Your task. Search the data for the string "this" and extract every line where it appears.

Input rows.
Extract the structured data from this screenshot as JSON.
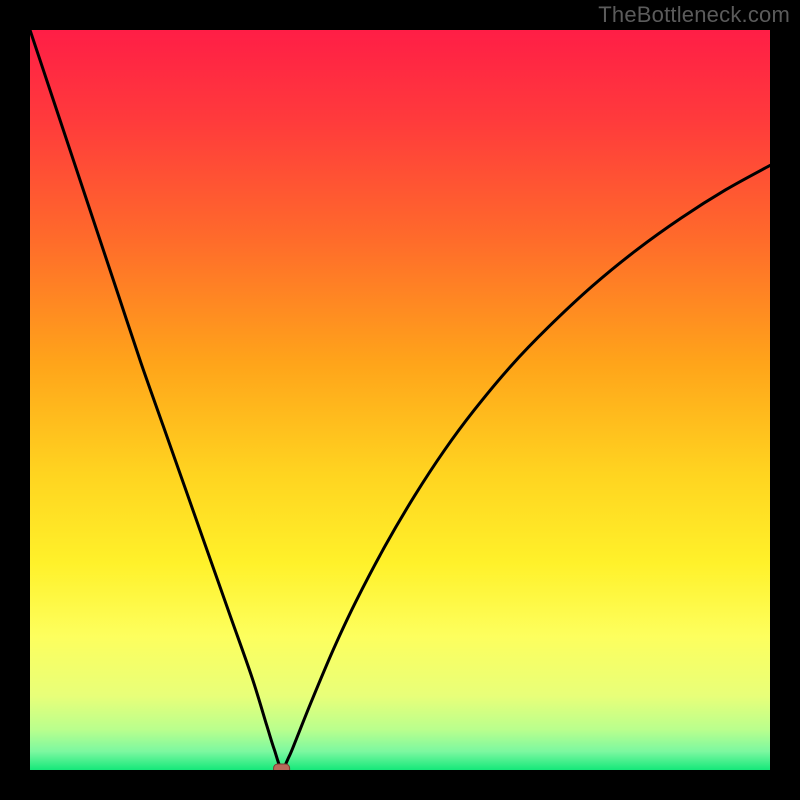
{
  "watermark": "TheBottleneck.com",
  "colors": {
    "frame_bg": "#000000",
    "curve": "#000000",
    "marker_fill": "#b86a5a",
    "gradient_stops": [
      {
        "offset": 0.0,
        "color": "#ff1e46"
      },
      {
        "offset": 0.12,
        "color": "#ff3a3c"
      },
      {
        "offset": 0.28,
        "color": "#ff6a2b"
      },
      {
        "offset": 0.45,
        "color": "#ffa41a"
      },
      {
        "offset": 0.6,
        "color": "#ffd420"
      },
      {
        "offset": 0.72,
        "color": "#fff12a"
      },
      {
        "offset": 0.82,
        "color": "#fdff5e"
      },
      {
        "offset": 0.9,
        "color": "#e8ff79"
      },
      {
        "offset": 0.945,
        "color": "#baff8d"
      },
      {
        "offset": 0.975,
        "color": "#7cf8a0"
      },
      {
        "offset": 1.0,
        "color": "#15e87a"
      }
    ]
  },
  "chart_data": {
    "type": "line",
    "title": "",
    "xlabel": "",
    "ylabel": "",
    "x_range": [
      0,
      100
    ],
    "y_range": [
      0,
      100
    ],
    "minimum_point": {
      "x": 34,
      "y": 0
    },
    "series": [
      {
        "name": "bottleneck-curve",
        "x": [
          0,
          3,
          6,
          9,
          12,
          15,
          18,
          21,
          24,
          27,
          30,
          32,
          33,
          34,
          35,
          36,
          38,
          41,
          44,
          48,
          52,
          56,
          60,
          65,
          70,
          76,
          82,
          88,
          94,
          100
        ],
        "y": [
          100,
          91,
          82,
          73,
          64,
          55,
          46.5,
          38,
          29.5,
          21,
          12.5,
          6,
          2.8,
          0.2,
          1.8,
          4.2,
          9.2,
          16.3,
          22.7,
          30.3,
          37.1,
          43.2,
          48.6,
          54.6,
          59.8,
          65.4,
          70.3,
          74.6,
          78.4,
          81.7
        ]
      }
    ],
    "marker": {
      "x": 34,
      "y": 0
    }
  }
}
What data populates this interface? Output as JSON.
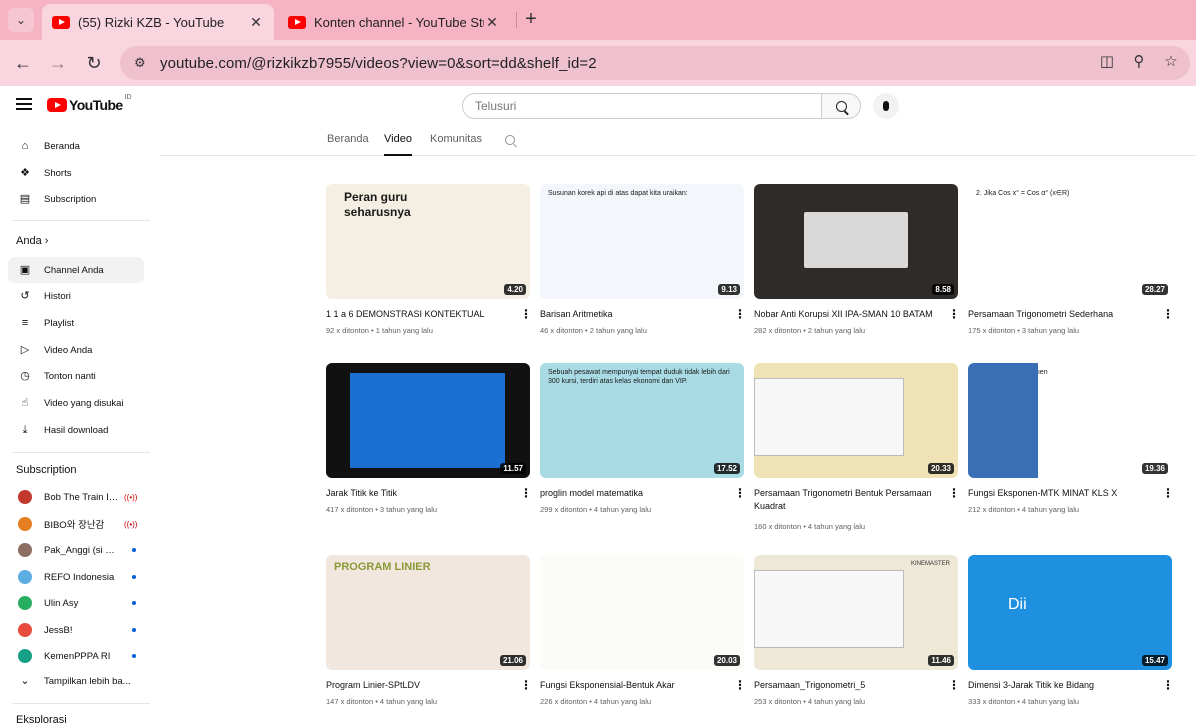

The completed task.
Extract the structured data from this screenshot as JSON.
What data populates this interface? Output as JSON.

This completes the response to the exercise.